# [Written problem]
Sort through the data and copy the lines holding the word "Heating".

# [Records provided]
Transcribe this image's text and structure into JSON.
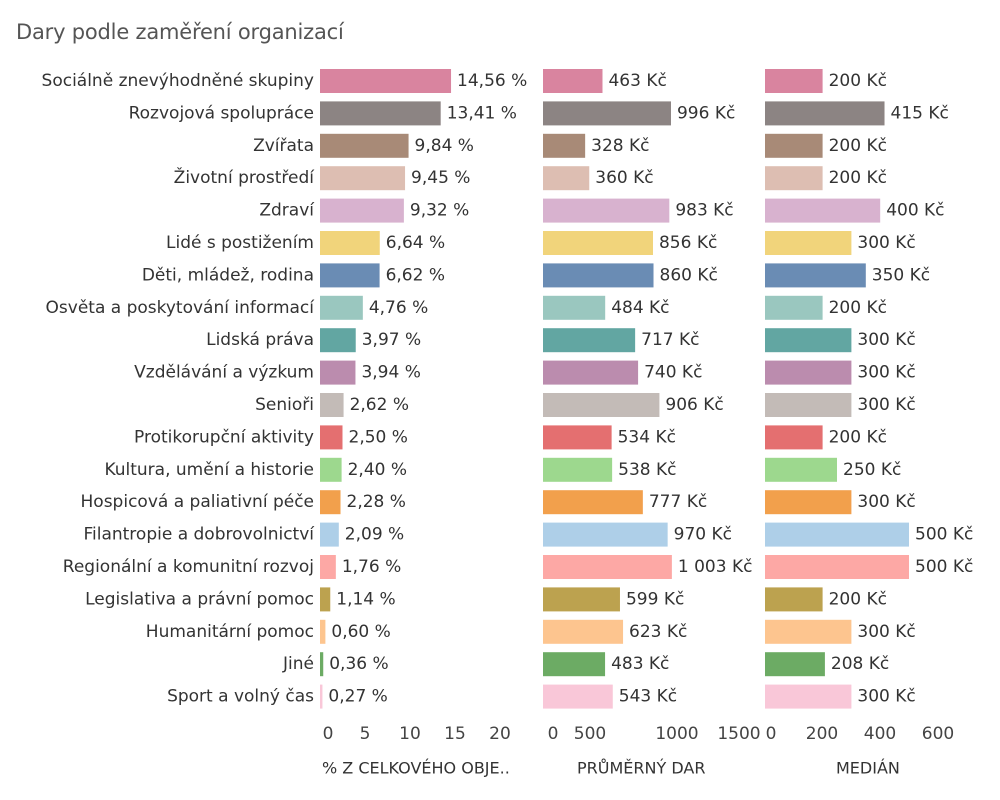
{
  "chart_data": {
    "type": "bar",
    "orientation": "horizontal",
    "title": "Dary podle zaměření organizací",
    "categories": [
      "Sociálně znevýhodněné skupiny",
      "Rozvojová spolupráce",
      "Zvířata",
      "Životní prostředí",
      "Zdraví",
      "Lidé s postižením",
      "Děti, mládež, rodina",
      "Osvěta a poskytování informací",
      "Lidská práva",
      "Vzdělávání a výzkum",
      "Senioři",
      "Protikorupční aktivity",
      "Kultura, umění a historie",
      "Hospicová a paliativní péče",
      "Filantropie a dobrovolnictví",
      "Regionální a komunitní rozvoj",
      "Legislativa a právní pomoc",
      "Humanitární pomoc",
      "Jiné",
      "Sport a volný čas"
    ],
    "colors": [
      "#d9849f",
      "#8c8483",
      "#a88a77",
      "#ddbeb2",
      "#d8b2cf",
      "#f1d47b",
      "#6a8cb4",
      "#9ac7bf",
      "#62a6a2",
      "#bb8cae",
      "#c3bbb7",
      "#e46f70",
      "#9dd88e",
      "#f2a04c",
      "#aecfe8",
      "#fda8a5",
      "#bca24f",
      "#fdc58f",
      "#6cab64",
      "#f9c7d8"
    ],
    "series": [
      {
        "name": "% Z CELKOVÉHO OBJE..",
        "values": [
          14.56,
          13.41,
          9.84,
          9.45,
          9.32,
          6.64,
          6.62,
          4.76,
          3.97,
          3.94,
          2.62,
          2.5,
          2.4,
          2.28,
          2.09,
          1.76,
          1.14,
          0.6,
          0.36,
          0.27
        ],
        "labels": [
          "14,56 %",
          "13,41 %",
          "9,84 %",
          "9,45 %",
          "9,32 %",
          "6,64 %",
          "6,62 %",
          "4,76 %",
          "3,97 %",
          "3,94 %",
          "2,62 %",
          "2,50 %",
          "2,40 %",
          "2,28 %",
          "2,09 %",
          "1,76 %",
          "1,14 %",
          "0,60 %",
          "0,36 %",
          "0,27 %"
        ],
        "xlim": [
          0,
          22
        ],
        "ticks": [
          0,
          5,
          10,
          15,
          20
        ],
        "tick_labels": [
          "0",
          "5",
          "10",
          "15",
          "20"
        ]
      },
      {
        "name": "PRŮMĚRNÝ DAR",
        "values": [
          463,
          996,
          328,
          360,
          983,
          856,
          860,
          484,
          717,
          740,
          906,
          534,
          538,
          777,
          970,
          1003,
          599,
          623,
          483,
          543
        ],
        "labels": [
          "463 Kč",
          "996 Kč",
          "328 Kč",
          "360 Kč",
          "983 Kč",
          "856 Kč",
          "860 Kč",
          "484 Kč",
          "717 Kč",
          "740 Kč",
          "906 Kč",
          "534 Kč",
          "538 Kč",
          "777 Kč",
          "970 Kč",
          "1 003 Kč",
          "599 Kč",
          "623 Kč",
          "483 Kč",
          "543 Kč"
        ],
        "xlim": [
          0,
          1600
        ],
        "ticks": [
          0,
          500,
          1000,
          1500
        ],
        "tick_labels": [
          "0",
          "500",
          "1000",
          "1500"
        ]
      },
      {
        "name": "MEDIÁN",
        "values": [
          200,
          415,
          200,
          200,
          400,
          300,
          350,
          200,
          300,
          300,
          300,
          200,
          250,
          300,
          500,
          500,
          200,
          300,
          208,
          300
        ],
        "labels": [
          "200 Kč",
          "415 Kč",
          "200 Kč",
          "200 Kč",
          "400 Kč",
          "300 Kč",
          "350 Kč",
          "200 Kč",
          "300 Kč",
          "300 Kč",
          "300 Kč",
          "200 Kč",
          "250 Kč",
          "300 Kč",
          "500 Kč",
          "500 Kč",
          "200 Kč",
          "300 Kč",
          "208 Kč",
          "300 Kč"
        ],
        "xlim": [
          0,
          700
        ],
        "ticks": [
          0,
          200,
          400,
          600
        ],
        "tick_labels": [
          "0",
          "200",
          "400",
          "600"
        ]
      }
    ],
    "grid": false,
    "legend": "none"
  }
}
--
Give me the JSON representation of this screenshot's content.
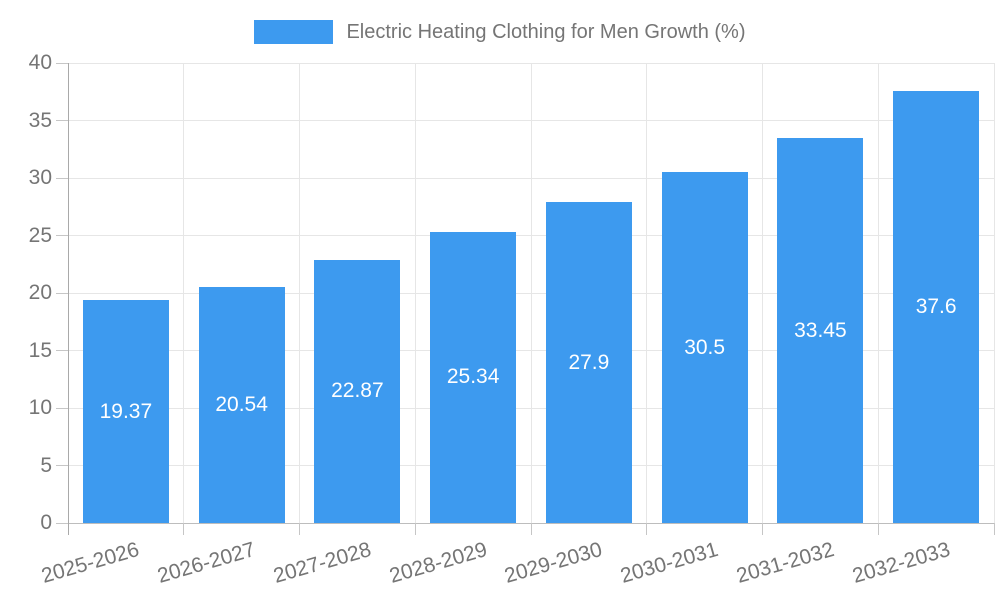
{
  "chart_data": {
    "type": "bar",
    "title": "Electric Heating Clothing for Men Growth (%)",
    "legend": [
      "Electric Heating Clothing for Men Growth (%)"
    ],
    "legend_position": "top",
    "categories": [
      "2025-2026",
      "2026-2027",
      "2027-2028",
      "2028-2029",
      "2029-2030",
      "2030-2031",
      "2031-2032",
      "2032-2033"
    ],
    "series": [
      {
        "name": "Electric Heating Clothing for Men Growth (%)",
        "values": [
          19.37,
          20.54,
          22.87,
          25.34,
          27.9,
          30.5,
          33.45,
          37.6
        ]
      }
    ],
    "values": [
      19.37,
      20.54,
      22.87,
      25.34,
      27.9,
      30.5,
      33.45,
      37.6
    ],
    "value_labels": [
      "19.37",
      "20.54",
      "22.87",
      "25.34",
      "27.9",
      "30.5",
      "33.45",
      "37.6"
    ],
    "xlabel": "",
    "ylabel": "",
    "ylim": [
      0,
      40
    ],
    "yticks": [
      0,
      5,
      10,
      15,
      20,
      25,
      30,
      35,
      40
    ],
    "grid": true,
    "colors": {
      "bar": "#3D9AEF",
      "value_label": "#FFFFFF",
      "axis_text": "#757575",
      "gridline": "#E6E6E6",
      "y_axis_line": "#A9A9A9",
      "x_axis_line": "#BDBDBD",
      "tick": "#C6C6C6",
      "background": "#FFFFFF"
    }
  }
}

# [Reply]
    "title": "Electric Heating Clothing for Men Growth (%)",
      "Electric Heating Clothing for Men Growth (%)"
        "name": "Electric Heating Clothing for Men Growth (%)",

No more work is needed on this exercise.